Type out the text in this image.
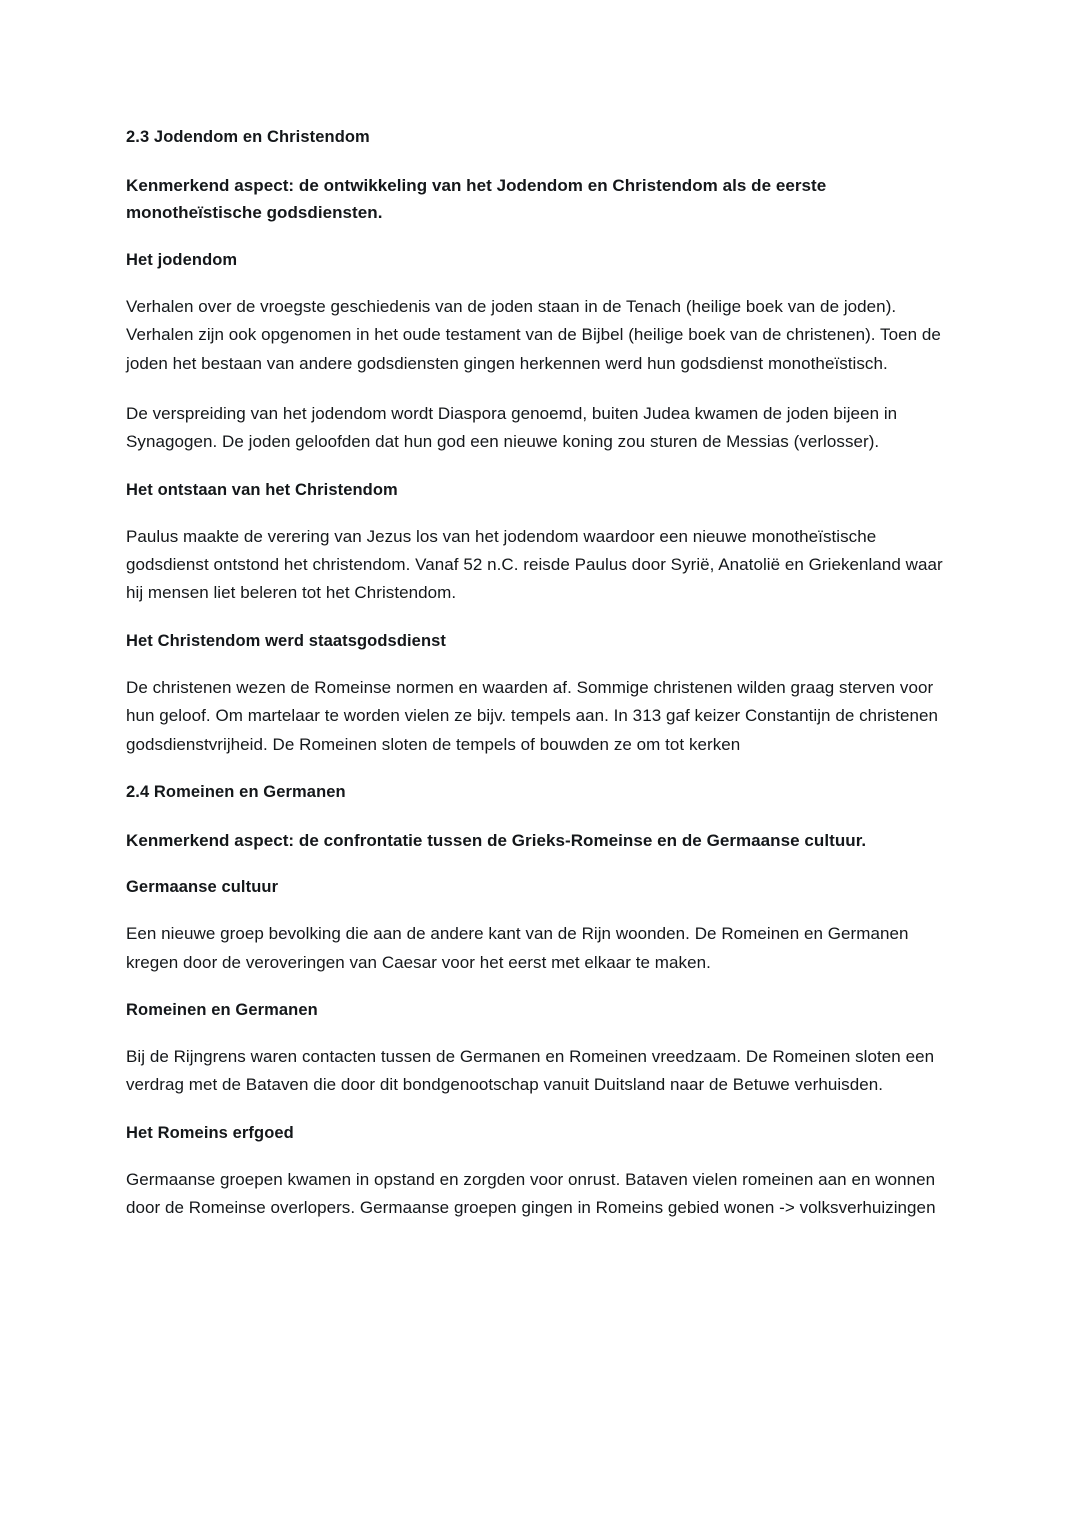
2.3 Jodendom en Christendom

Kenmerkend aspect: de ontwikkeling van het Jodendom en Christendom als de eerste monotheïstische godsdiensten.

Het jodendom

Verhalen over de vroegste geschiedenis van de joden staan in de Tenach (heilige boek van de joden). Verhalen zijn ook opgenomen in het oude testament van de Bijbel (heilige boek van de christenen). Toen de joden het bestaan van andere godsdiensten gingen herkennen werd hun godsdienst monotheïstisch.

De verspreiding van het jodendom wordt Diaspora genoemd, buiten Judea kwamen de joden bijeen in Synagogen. De joden geloofden dat hun god een nieuwe koning zou sturen de Messias (verlosser).

Het ontstaan van het Christendom

Paulus maakte de verering van Jezus los van het jodendom waardoor een nieuwe monotheïstische godsdienst ontstond het christendom. Vanaf 52 n.C. reisde Paulus door Syrië, Anatolië en Griekenland waar hij mensen liet beleren tot het Christendom.

Het Christendom werd staatsgodsdienst

De christenen wezen de Romeinse normen en waarden af. Sommige christenen wilden graag sterven voor hun geloof. Om martelaar te worden vielen ze bijv. tempels aan. In 313 gaf keizer Constantijn de christenen godsdienstvrijheid. De Romeinen sloten de tempels of bouwden ze om tot kerken

2.4 Romeinen en Germanen

Kenmerkend aspect: de confrontatie tussen de Grieks-Romeinse en de Germaanse cultuur.

Germaanse cultuur

Een nieuwe groep bevolking die aan de andere kant van de Rijn woonden. De Romeinen en Germanen kregen door de veroveringen van Caesar voor het eerst met elkaar te maken.

Romeinen en Germanen

Bij de Rijngrens waren contacten tussen de Germanen en Romeinen vreedzaam. De Romeinen sloten een verdrag met de Bataven die door dit bondgenootschap vanuit Duitsland naar de Betuwe verhuisden.

Het Romeins erfgoed

Germaanse groepen kwamen in opstand en zorgden voor onrust. Bataven vielen romeinen aan en wonnen door de Romeinse overlopers. Germaanse groepen gingen in Romeins gebied wonen -> volksverhuizingen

^^^^

## Directions
Please retype the whole listing above exactly, without any of its images.

## Reply to the task
Type out the text in this image.
2.3 Jodendom en Christendom

Kenmerkend aspect: de ontwikkeling van het Jodendom en Christendom als de eerste monotheïstische godsdiensten.

Het jodendom

Verhalen over de vroegste geschiedenis van de joden staan in de Tenach (heilige boek van de joden). Verhalen zijn ook opgenomen in het oude testament van de Bijbel (heilige boek van de christenen). Toen de joden het bestaan van andere godsdiensten gingen herkennen werd hun godsdienst monotheïstisch.

De verspreiding van het jodendom wordt Diaspora genoemd, buiten Judea kwamen de joden bijeen in Synagogen. De joden geloofden dat hun god een nieuwe koning zou sturen de Messias (verlosser).

Het ontstaan van het Christendom

Paulus maakte de verering van Jezus los van het jodendom waardoor een nieuwe monotheïstische godsdienst ontstond het christendom. Vanaf 52 n.C. reisde Paulus door Syrië, Anatolië en Griekenland waar hij mensen liet beleren tot het Christendom.

Het Christendom werd staatsgodsdienst

De christenen wezen de Romeinse normen en waarden af. Sommige christenen wilden graag sterven voor hun geloof. Om martelaar te worden vielen ze bijv. tempels aan. In 313 gaf keizer Constantijn de christenen godsdienstvrijheid. De Romeinen sloten de tempels of bouwden ze om tot kerken

2.4 Romeinen en Germanen

Kenmerkend aspect: de confrontatie tussen de Grieks-Romeinse en de Germaanse cultuur.

Germaanse cultuur

Een nieuwe groep bevolking die aan de andere kant van de Rijn woonden. De Romeinen en Germanen kregen door de veroveringen van Caesar voor het eerst met elkaar te maken.

Romeinen en Germanen

Bij de Rijngrens waren contacten tussen de Germanen en Romeinen vreedzaam. De Romeinen sloten een verdrag met de Bataven die door dit bondgenootschap vanuit Duitsland naar de Betuwe verhuisden.

Het Romeins erfgoed

Germaanse groepen kwamen in opstand en zorgden voor onrust. Bataven vielen romeinen aan en wonnen door de Romeinse overlopers. Germaanse groepen gingen in Romeins gebied wonen -> volksverhuizingen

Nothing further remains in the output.